### [Prompt]
Restate each line of the listing exactly, without carrying over any pictures.

* start *

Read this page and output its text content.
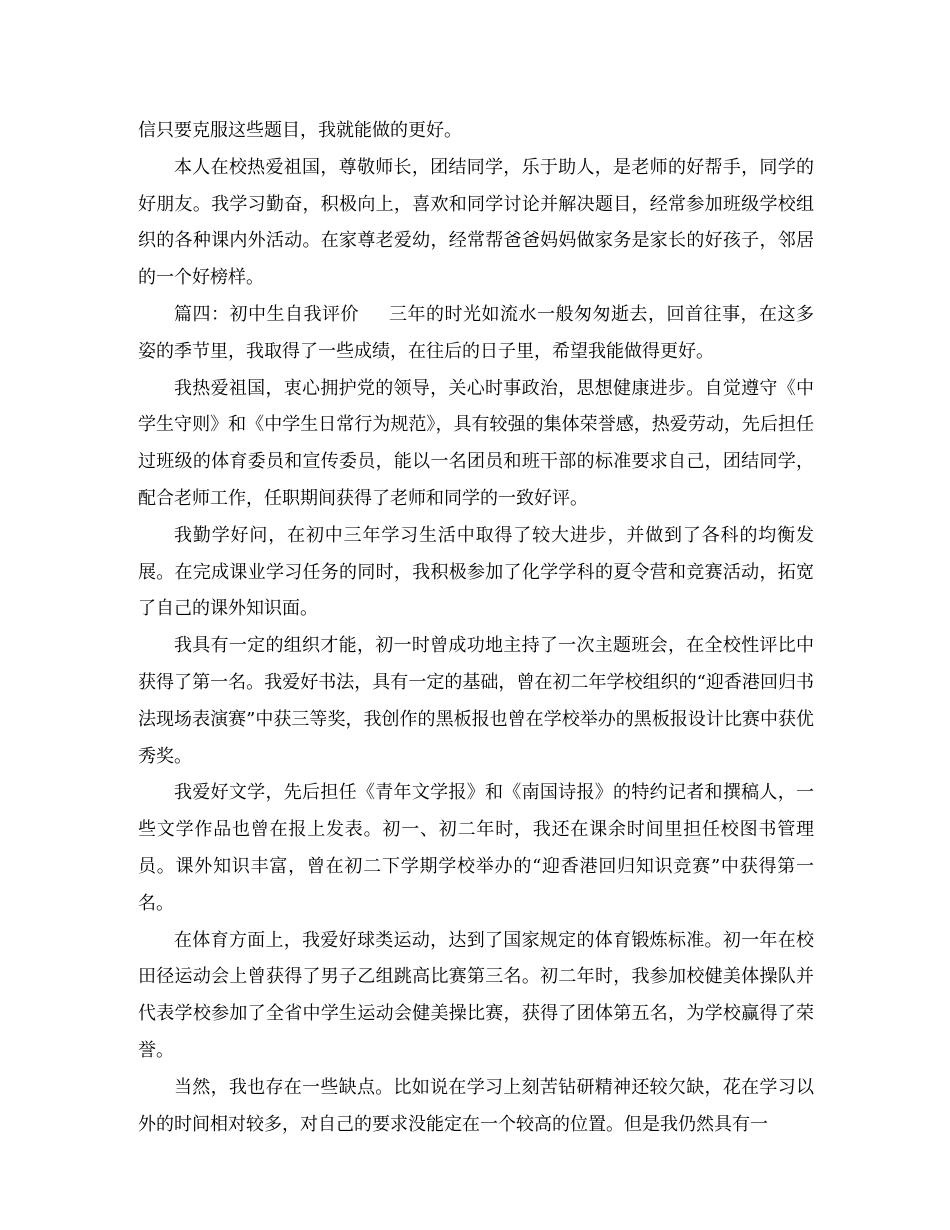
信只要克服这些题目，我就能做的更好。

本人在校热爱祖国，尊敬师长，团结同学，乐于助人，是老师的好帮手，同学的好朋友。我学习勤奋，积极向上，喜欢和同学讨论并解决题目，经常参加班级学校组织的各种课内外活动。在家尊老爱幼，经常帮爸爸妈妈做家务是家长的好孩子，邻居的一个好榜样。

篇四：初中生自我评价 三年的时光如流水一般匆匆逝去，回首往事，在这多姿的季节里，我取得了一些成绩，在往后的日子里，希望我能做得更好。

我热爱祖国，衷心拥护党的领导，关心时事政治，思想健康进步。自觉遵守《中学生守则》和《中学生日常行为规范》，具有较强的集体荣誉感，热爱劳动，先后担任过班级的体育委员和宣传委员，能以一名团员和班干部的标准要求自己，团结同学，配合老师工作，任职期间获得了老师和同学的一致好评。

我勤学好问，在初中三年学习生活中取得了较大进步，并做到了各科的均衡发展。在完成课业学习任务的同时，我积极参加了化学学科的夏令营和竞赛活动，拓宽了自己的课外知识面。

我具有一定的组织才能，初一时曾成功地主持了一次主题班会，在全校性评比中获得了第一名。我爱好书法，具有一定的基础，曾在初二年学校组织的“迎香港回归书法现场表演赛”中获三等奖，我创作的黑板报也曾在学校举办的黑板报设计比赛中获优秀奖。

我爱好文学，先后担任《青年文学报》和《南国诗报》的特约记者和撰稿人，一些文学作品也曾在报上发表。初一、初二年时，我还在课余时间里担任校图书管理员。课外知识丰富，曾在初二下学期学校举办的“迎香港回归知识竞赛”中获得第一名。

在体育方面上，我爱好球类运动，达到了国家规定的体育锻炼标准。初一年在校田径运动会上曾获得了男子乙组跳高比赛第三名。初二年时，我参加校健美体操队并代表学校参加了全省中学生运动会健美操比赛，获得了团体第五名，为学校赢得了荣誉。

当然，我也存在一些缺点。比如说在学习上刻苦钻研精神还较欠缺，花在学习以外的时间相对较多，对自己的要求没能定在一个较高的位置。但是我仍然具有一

* end *

### [Exercise response]
Read this page and output its text content.
信只要克服这些题目，我就能做的更好。

本人在校热爱祖国，尊敬师长，团结同学，乐于助人，是老师的好帮手，同学的好朋友。我学习勤奋，积极向上，喜欢和同学讨论并解决题目，经常参加班级学校组织的各种课内外活动。在家尊老爱幼，经常帮爸爸妈妈做家务是家长的好孩子，邻居的一个好榜样。

篇四：初中生自我评价 三年的时光如流水一般匆匆逝去，回首往事，在这多姿的季节里，我取得了一些成绩，在往后的日子里，希望我能做得更好。

我热爱祖国，衷心拥护党的领导，关心时事政治，思想健康进步。自觉遵守《中学生守则》和《中学生日常行为规范》，具有较强的集体荣誉感，热爱劳动，先后担任过班级的体育委员和宣传委员，能以一名团员和班干部的标准要求自己，团结同学，配合老师工作，任职期间获得了老师和同学的一致好评。

我勤学好问，在初中三年学习生活中取得了较大进步，并做到了各科的均衡发展。在完成课业学习任务的同时，我积极参加了化学学科的夏令营和竞赛活动，拓宽了自己的课外知识面。

我具有一定的组织才能，初一时曾成功地主持了一次主题班会，在全校性评比中获得了第一名。我爱好书法，具有一定的基础，曾在初二年学校组织的“迎香港回归书法现场表演赛”中获三等奖，我创作的黑板报也曾在学校举办的黑板报设计比赛中获优秀奖。

我爱好文学，先后担任《青年文学报》和《南国诗报》的特约记者和撰稿人，一些文学作品也曾在报上发表。初一、初二年时，我还在课余时间里担任校图书管理员。课外知识丰富，曾在初二下学期学校举办的“迎香港回归知识竞赛”中获得第一名。

在体育方面上，我爱好球类运动，达到了国家规定的体育锻炼标准。初一年在校田径运动会上曾获得了男子乙组跳高比赛第三名。初二年时，我参加校健美体操队并代表学校参加了全省中学生运动会健美操比赛，获得了团体第五名，为学校赢得了荣誉。

当然，我也存在一些缺点。比如说在学习上刻苦钻研精神还较欠缺，花在学习以外的时间相对较多，对自己的要求没能定在一个较高的位置。但是我仍然具有一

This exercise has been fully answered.